_Your goal_
Your answer is a single number: the count of lines that contain the string "this".

════════

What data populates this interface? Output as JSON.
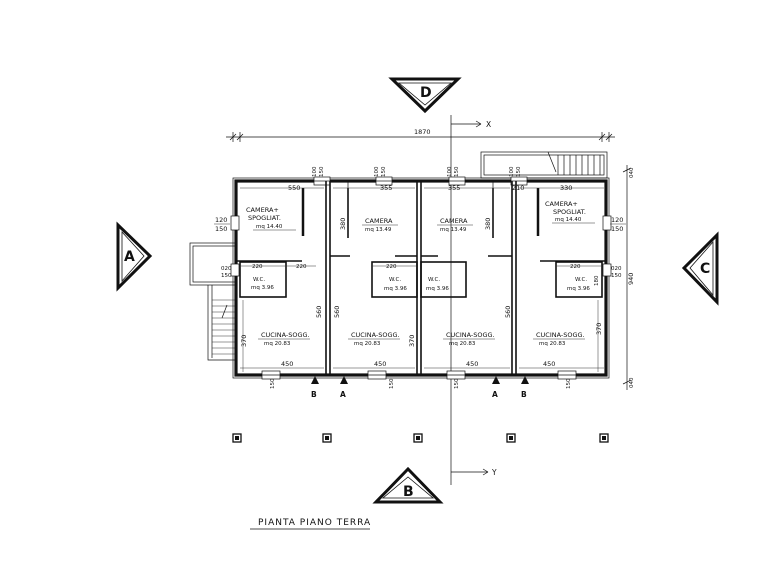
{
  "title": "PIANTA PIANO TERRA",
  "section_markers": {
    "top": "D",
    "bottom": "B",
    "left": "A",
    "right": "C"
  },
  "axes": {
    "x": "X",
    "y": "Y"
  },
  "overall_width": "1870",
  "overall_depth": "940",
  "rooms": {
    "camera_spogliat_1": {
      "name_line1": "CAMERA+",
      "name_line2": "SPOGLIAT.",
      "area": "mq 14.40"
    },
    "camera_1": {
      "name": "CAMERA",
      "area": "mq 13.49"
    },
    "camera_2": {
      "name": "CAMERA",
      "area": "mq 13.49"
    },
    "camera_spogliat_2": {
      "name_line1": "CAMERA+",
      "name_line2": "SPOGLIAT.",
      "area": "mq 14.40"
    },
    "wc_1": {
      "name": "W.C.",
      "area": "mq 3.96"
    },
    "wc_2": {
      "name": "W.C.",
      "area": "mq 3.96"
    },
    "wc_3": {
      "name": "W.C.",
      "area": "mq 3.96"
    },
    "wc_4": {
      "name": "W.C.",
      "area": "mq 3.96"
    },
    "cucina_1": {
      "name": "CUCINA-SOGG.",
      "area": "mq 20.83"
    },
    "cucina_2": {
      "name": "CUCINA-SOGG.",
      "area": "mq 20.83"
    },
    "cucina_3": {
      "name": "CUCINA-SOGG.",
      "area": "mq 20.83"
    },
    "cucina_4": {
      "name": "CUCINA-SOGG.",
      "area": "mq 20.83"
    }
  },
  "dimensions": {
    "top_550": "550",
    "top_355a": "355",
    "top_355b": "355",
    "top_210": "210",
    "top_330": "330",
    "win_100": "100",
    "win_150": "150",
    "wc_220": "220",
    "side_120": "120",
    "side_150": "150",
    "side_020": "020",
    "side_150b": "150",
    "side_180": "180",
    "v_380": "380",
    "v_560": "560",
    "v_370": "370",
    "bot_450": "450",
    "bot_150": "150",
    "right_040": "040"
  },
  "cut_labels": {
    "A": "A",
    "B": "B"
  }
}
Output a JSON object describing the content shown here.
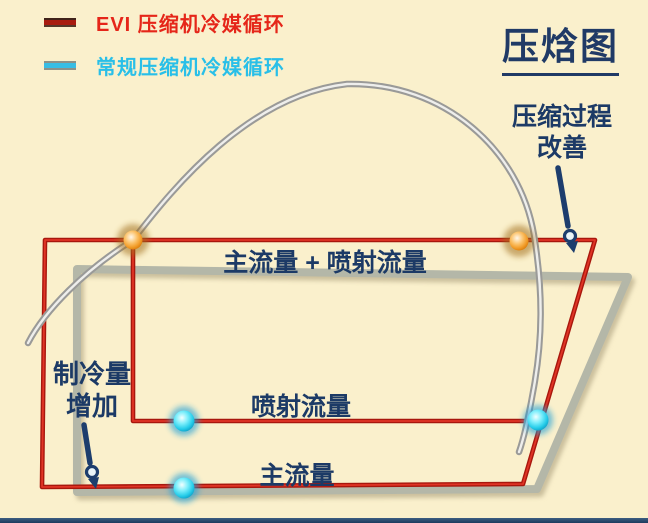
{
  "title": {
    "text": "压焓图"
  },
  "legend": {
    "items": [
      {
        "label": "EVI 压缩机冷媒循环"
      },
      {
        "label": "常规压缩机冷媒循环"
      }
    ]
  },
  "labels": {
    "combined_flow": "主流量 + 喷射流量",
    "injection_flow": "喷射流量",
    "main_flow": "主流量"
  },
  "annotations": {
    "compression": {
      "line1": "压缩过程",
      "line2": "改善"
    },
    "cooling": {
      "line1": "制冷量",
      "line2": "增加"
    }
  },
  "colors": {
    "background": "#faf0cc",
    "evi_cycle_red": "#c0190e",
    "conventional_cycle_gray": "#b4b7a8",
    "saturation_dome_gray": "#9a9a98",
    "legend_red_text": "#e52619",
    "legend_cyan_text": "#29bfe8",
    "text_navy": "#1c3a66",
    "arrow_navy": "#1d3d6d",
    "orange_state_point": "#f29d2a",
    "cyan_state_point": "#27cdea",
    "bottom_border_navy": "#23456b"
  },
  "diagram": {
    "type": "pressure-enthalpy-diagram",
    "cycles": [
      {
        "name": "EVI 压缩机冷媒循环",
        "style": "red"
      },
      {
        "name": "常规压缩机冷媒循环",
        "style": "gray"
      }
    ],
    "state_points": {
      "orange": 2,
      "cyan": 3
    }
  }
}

════════

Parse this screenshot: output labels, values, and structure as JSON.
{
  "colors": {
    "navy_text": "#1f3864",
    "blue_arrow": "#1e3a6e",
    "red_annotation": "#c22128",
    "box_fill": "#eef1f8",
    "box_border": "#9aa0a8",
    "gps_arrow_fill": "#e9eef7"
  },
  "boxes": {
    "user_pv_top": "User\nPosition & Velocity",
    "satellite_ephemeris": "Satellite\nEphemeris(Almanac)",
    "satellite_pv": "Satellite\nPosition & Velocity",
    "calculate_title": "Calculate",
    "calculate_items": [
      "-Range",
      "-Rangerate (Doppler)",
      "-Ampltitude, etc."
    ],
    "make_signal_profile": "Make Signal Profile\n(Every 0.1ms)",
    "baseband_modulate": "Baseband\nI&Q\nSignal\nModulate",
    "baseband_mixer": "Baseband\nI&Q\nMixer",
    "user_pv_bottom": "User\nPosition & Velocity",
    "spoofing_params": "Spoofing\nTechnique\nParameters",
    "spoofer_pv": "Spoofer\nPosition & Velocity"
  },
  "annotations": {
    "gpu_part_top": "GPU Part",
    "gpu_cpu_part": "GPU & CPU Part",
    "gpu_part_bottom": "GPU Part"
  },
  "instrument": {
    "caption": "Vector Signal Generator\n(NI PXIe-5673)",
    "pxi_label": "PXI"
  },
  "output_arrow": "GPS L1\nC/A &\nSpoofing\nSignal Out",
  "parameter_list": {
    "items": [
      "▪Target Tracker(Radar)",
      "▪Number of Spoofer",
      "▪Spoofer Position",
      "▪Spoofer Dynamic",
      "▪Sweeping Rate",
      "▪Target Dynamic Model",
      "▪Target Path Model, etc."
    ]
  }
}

════════

_Exercise response_
2